- Exercise brief -
Return each line of the listing below, unchanged, and omit the images.

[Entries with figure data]
- - -
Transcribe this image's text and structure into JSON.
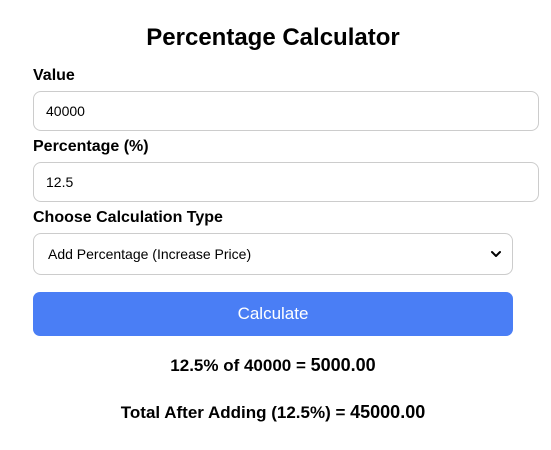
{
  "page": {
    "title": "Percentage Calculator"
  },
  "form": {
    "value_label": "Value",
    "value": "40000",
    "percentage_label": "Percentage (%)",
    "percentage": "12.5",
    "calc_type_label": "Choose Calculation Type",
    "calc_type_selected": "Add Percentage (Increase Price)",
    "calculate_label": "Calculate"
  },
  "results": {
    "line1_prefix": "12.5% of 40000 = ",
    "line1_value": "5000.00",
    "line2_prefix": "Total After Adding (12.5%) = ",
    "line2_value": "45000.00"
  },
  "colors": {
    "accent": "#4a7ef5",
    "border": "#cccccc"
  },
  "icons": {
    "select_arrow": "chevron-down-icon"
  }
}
- - -
- Correct result -
Transcribe this image's text and structure into JSON.
{
  "page": {
    "title": "Percentage Calculator"
  },
  "form": {
    "value_label": "Value",
    "value": "40000",
    "percentage_label": "Percentage (%)",
    "percentage": "12.5",
    "calc_type_label": "Choose Calculation Type",
    "calc_type_selected": "Add Percentage (Increase Price)",
    "calculate_label": "Calculate"
  },
  "results": {
    "line1_prefix": "12.5% of 40000 = ",
    "line1_value": "5000.00",
    "line2_prefix": "Total After Adding (12.5%) = ",
    "line2_value": "45000.00"
  },
  "colors": {
    "accent": "#4a7ef5",
    "border": "#cccccc"
  },
  "icons": {
    "select_arrow": "chevron-down-icon"
  }
}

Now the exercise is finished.